RECORDS PROVIDED

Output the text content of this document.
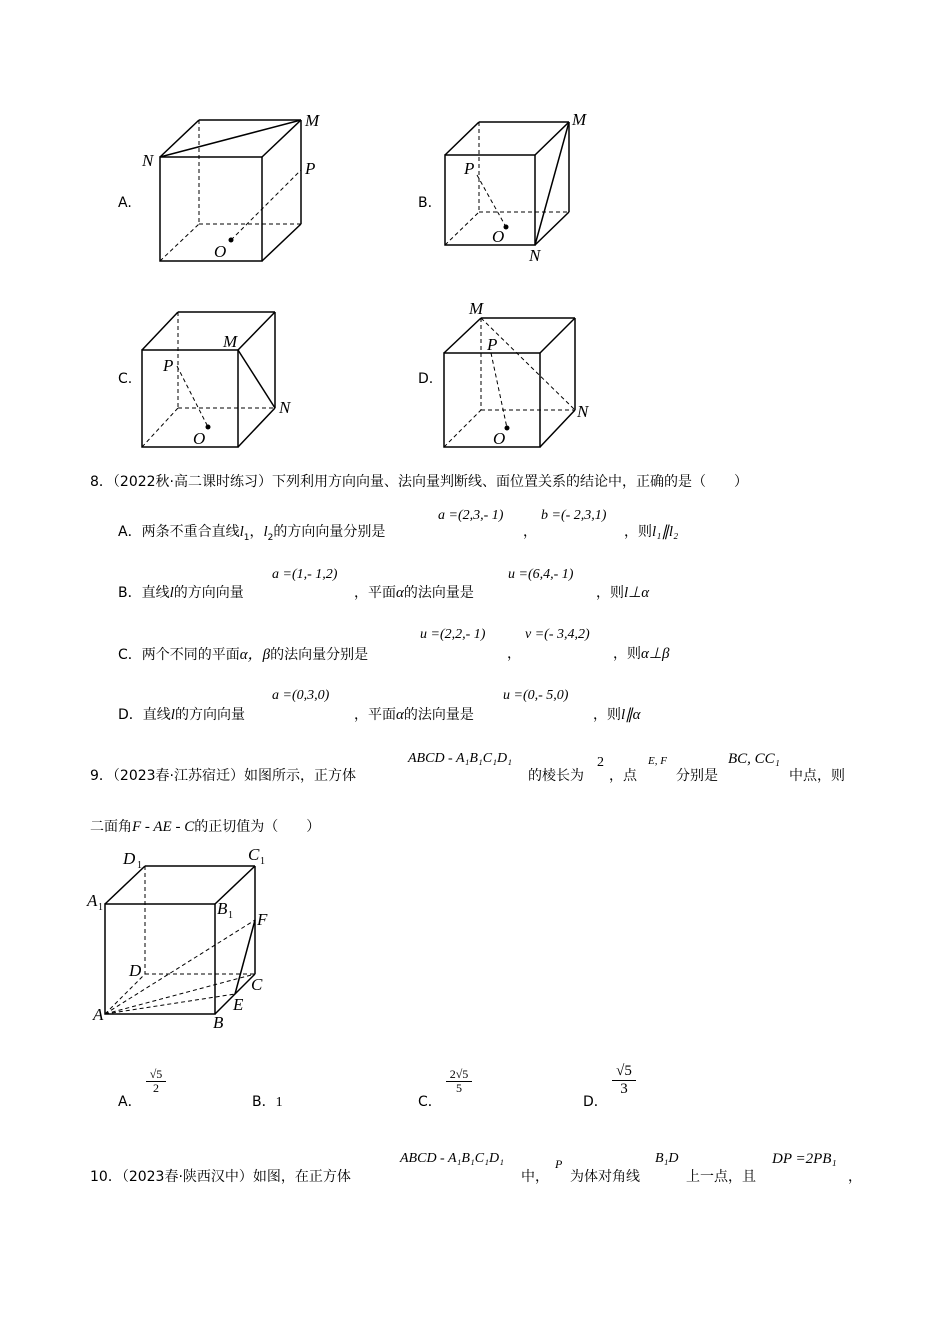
A.
M
N	P
O
B.
M
N
P
O
C.
M
N
P
O
D.
M
N
P
O
8．（2022秋·高二课时练习）下列利用方向向量、法向量判断线、面位置关系的结论中，正确的是（　　）
A．两条不重合直线$l_1$，$l_2$的方向向量分别是
a =(2,3,- 1)
，
b =(- 2,3,1)
，则l₁∥l₂
B．直线l的方向向量
a =(1,- 1,2)
，平面α的法向量是
u =(6,4,- 1)
，则l⊥α
C．两个不同的平面α，β的法向量分别是
u =(2,2,- 1)
，
v =(- 3,4,2)
，则α⊥β
D．直线l的方向向量
a =(0,3,0)
，平面α的法向量是
u =(0,- 5,0)
，则l∥α
9．（2023春·江苏宿迁）如图所示，正方体
ABCD - A₁B₁C₁D₁
的棱长为
2
，点
E, F
分别是
BC, CC₁
中点，则
二面角F - AE - C的正切值为（　　）
D 1
C 1
A 1	B 1 F
D
C
E
A	B
A．
$\frac{√5}{2}$
B．1	C．
$\frac{2√5}{5}$
D．
$\frac{√5}{3}$
10．（2023春·陕西汉中）如图，在正方体
ABCD - A₁B₁C₁D₁
中，
P
为体对角线
B₁D
上一点，且
DP =2PB₁
，
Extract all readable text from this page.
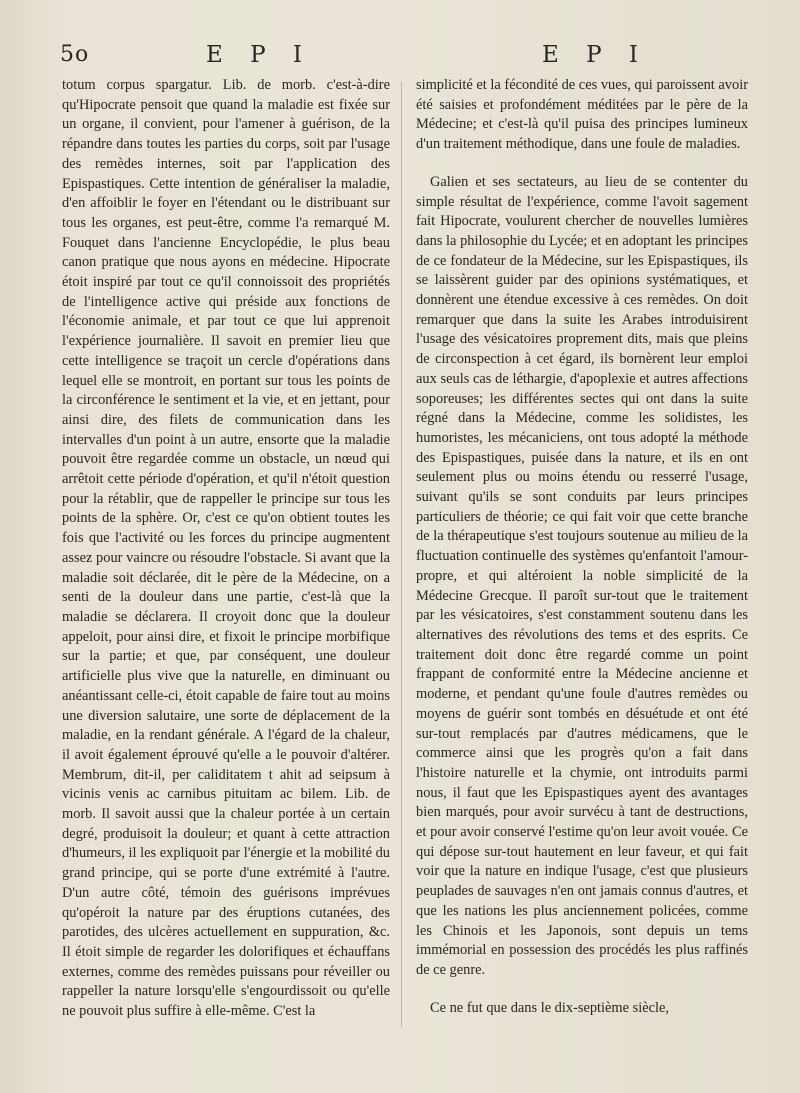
5o	E P I	E P I

totum corpus spargatur. Lib. de morb. c'est-à-dire qu'Hipocrate pensoit que quand la maladie est fixée sur un organe, il convient, pour l'amener à guérison, de la répandre dans toutes les parties du corps, soit par l'usage des remèdes internes, soit par l'application des Epispastiques. Cette intention de généraliser la maladie, d'en affoiblir le foyer en l'étendant ou le distribuant sur tous les organes, est peut-être, comme l'a remarqué M. Fouquet dans l'ancienne Encyclopédie, le plus beau canon pratique que nous ayons en médecine. Hipocrate étoit inspiré par tout ce qu'il connoissoit des propriétés de l'intelligence active qui préside aux fonctions de l'économie animale, et par tout ce que lui apprenoit l'expérience journalière. Il savoit en premier lieu que cette intelligence se traçoit un cercle d'opérations dans lequel elle se montroit, en portant sur tous les points de la circonférence le sentiment et la vie, et en jettant, pour ainsi dire, des filets de communication dans les intervalles d'un point à un autre, ensorte que la maladie pouvoit être regardée comme un obstacle, un nœud qui arrêtoit cette période d'opération, et qu'il n'étoit question pour la rétablir, que de rappeller le principe sur tous les points de la sphère. Or, c'est ce qu'on obtient toutes les fois que l'activité ou les forces du principe augmentent assez pour vaincre ou résoudre l'obstacle. Si avant que la maladie soit déclarée, dit le père de la Médecine, on a senti de la douleur dans une partie, c'est-là que la maladie se déclarera. Il croyoit donc que la douleur appeloit, pour ainsi dire, et fixoit le principe morbifique sur la partie; et que, par conséquent, une douleur artificielle plus vive que la naturelle, en diminuant ou anéantissant celle-ci, étoit capable de faire tout au moins une diversion salutaire, une sorte de déplacement de la maladie, en la rendant générale. A l'égard de la chaleur, il avoit également éprouvé qu'elle a le pouvoir d'altérer. Membrum, dit-il, per caliditatem t ahit ad seipsum à vicinis venis ac carnibus pituitam ac bilem. Lib. de morb. Il savoit aussi que la chaleur portée à un certain degré, produisoit la douleur; et quant à cette attraction d'humeurs, il les expliquoit par l'énergie et la mobilité du grand principe, qui se porte d'une extrémité à l'autre. D'un autre côté, témoin des guérisons imprévues qu'opéroit la nature par des éruptions cutanées, des parotides, des ulcères actuellement en suppuration, &c. Il étoit simple de regarder les dolorifiques et échauffans externes, comme des remèdes puissans pour réveiller ou rappeller la nature lorsqu'elle s'engourdissoit ou qu'elle ne pouvoit plus suffire à elle-même. C'est la

simplicité et la fécondité de ces vues, qui paroissent avoir été saisies et profondément méditées par le père de la Médecine; et c'est-là qu'il puisa des principes lumineux d'un traitement méthodique, dans une foule de maladies.

Galien et ses sectateurs, au lieu de se contenter du simple résultat de l'expérience, comme l'avoit sagement fait Hipocrate, voulurent chercher de nouvelles lumières dans la philosophie du Lycée; et en adoptant les principes de ce fondateur de la Médecine, sur les Epispastiques, ils se laissèrent guider par des opinions systématiques, et donnèrent une étendue excessive à ces remèdes. On doit remarquer que dans la suite les Arabes introduisirent l'usage des vésicatoires proprement dits, mais que pleins de circonspection à cet égard, ils bornèrent leur emploi aux seuls cas de léthargie, d'apoplexie et autres affections soporeuses; les différentes sectes qui ont dans la suite régné dans la Médecine, comme les solidistes, les humoristes, les mécaniciens, ont tous adopté la méthode des Epispastiques, puisée dans la nature, et ils en ont seulement plus ou moins étendu ou resserré l'usage, suivant qu'ils se sont conduits par leurs principes particuliers de théorie; ce qui fait voir que cette branche de la thérapeutique s'est toujours soutenue au milieu de la fluctuation continuelle des systèmes qu'enfantoit l'amour-propre, et qui altéroient la noble simplicité de la Médecine Grecque. Il paroît sur-tout que le traitement par les vésicatoires, s'est constamment soutenu dans les alternatives des révolutions des tems et des esprits. Ce traitement doit donc être regardé comme un point frappant de conformité entre la Médecine ancienne et moderne, et pendant qu'une foule d'autres remèdes ou moyens de guérir sont tombés en désuétude et ont été sur-tout remplacés par d'autres médicamens, que le commerce ainsi que les progrès qu'on a fait dans l'histoire naturelle et la chymie, ont introduits parmi nous, il faut que les Epispastiques ayent des avantages bien marqués, pour avoir survécu à tant de destructions, et pour avoir conservé l'estime qu'on leur avoit vouée. Ce qui dépose sur-tout hautement en leur faveur, et qui fait voir que la nature en indique l'usage, c'est que plusieurs peuplades de sauvages n'en ont jamais connus d'autres, et que les nations les plus anciennement policées, comme les Chinois et les Japonois, sont depuis un tems immémorial en possession des procédés les plus raffinés de ce genre.

Ce ne fut que dans le dix-septième siècle,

REQUEST
Filter out all lines lacking the word "text" and copy the rest.

SOLUTION FOR THIS TASK
Output the text content of this document.
Extract all readable text from this page.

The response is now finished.